═══ RECORD LIST

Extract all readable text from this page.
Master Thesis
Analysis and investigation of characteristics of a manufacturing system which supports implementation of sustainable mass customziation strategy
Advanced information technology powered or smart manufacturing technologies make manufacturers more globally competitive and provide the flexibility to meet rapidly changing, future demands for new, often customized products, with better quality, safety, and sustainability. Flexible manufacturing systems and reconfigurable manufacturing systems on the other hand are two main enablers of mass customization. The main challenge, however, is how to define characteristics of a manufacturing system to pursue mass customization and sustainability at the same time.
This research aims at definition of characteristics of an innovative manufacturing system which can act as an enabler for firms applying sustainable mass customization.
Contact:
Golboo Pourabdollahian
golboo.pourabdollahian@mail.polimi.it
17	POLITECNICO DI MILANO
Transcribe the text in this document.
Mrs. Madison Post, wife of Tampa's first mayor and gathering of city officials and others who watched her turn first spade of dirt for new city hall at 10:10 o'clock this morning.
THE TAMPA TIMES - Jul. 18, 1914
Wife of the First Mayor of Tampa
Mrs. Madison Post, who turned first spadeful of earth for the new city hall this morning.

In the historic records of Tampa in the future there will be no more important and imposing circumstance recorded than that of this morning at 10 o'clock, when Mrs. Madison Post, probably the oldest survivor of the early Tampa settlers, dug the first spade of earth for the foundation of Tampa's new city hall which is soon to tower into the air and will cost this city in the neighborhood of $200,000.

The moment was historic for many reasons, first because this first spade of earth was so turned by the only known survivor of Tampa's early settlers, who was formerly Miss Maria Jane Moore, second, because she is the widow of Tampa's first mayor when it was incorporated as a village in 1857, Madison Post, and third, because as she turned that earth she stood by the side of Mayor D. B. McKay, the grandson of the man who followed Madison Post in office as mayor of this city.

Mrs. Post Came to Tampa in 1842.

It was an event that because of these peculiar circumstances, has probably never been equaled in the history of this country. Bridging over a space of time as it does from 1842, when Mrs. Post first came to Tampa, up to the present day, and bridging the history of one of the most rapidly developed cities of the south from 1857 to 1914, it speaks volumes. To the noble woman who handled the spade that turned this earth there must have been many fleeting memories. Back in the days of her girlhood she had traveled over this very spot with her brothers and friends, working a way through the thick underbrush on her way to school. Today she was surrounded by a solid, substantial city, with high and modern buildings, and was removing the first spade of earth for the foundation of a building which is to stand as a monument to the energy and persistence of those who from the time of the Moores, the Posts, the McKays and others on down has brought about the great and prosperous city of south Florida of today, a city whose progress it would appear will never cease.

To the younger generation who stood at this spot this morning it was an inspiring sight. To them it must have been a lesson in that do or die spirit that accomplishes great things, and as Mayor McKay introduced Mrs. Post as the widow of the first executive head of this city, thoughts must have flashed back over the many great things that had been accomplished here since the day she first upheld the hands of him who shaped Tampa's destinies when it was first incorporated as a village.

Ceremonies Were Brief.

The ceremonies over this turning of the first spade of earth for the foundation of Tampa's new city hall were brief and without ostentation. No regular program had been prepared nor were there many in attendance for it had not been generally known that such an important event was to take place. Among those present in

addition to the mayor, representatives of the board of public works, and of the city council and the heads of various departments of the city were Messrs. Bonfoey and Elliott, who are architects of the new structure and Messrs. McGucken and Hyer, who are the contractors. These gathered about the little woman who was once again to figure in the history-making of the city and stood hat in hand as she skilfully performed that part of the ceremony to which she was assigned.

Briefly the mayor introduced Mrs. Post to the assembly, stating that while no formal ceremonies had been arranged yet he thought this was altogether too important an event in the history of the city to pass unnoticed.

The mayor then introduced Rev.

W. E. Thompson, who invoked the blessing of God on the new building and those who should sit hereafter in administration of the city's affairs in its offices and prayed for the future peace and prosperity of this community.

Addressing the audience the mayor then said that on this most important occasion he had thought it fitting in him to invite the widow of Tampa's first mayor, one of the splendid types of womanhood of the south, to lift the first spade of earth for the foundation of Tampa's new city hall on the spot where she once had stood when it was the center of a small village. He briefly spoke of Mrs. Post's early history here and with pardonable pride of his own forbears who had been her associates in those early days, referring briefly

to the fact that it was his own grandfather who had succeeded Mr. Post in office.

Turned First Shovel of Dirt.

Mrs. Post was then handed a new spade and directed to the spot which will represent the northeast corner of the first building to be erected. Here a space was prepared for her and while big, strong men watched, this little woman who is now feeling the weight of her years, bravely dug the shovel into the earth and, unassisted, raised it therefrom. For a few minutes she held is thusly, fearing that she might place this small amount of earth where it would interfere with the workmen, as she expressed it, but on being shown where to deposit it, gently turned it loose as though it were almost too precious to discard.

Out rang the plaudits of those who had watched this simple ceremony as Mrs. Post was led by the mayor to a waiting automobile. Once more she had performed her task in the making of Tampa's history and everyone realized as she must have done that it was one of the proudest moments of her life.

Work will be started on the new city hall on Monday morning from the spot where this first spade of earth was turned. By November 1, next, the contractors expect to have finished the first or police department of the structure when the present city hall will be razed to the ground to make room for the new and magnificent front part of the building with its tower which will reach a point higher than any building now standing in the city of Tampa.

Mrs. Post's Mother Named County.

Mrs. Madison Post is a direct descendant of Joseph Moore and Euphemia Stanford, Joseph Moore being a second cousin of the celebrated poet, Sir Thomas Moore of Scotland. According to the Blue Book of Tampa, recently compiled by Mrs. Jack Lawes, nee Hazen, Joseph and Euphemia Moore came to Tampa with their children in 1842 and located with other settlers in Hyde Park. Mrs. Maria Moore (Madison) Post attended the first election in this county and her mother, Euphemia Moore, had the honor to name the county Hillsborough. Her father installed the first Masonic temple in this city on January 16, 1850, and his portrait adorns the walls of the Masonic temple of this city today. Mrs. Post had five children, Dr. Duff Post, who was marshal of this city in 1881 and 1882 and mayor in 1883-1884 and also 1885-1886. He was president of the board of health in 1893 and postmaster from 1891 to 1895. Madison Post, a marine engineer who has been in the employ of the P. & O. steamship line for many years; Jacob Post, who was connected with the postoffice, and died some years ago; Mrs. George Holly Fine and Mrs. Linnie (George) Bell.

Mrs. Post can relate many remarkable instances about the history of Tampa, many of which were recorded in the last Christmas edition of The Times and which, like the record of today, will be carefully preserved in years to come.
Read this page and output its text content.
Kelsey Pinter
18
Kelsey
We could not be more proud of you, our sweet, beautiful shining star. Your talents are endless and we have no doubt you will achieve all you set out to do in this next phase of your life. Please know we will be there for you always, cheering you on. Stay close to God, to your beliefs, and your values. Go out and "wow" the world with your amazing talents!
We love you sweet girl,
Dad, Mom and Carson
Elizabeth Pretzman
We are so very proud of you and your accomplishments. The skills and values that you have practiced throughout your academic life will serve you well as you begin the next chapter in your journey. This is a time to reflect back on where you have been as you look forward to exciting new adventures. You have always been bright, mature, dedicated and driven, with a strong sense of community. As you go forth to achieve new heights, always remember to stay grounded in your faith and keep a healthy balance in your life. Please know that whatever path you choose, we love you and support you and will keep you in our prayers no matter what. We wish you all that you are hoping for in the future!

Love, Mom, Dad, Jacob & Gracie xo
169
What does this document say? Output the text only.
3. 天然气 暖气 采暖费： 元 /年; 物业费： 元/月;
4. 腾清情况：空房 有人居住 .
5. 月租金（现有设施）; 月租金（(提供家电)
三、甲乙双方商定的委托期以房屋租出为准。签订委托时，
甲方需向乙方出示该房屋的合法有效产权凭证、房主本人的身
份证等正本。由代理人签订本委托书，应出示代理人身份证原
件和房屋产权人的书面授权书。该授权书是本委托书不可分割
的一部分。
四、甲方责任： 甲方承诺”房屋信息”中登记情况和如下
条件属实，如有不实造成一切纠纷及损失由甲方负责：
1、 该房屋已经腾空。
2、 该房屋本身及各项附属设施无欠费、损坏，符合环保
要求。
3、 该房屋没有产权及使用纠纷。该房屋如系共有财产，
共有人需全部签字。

══════

Select and copy every line of the listing with the word "page".

## TASK RESPONSE:
Extract all readable text from this page.
Read this page and output its text content.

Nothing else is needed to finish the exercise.